- _Input records_
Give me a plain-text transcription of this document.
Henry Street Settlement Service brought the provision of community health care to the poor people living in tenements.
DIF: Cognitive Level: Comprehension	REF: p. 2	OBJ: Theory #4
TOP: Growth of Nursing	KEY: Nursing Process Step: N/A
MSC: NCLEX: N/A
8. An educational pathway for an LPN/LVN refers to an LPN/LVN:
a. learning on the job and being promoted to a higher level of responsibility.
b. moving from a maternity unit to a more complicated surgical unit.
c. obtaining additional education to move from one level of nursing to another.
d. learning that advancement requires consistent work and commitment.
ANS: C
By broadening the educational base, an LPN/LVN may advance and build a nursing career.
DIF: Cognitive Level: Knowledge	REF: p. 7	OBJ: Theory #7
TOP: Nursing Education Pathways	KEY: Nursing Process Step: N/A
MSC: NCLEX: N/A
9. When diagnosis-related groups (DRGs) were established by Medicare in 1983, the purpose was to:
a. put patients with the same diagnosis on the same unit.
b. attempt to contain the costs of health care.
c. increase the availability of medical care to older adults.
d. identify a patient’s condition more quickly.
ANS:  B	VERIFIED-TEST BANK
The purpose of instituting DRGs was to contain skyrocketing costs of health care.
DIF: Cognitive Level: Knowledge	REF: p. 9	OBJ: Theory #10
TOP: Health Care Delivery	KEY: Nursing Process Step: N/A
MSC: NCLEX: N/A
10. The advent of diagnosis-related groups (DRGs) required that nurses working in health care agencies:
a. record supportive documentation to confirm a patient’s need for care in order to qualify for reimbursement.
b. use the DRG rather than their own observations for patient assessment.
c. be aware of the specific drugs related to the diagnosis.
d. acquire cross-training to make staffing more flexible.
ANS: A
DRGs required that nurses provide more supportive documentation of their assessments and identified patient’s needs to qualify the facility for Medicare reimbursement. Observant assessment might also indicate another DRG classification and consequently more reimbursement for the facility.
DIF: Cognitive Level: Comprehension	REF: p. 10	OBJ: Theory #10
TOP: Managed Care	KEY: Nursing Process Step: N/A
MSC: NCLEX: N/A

- _Work required_
The answer must consist of every line above that holds the string "learning", copied exactly.

- _Task solution_
a. learning on the job and being promoted to a higher level of responsibility.
d. learning that advancement requires consistent work and commitment.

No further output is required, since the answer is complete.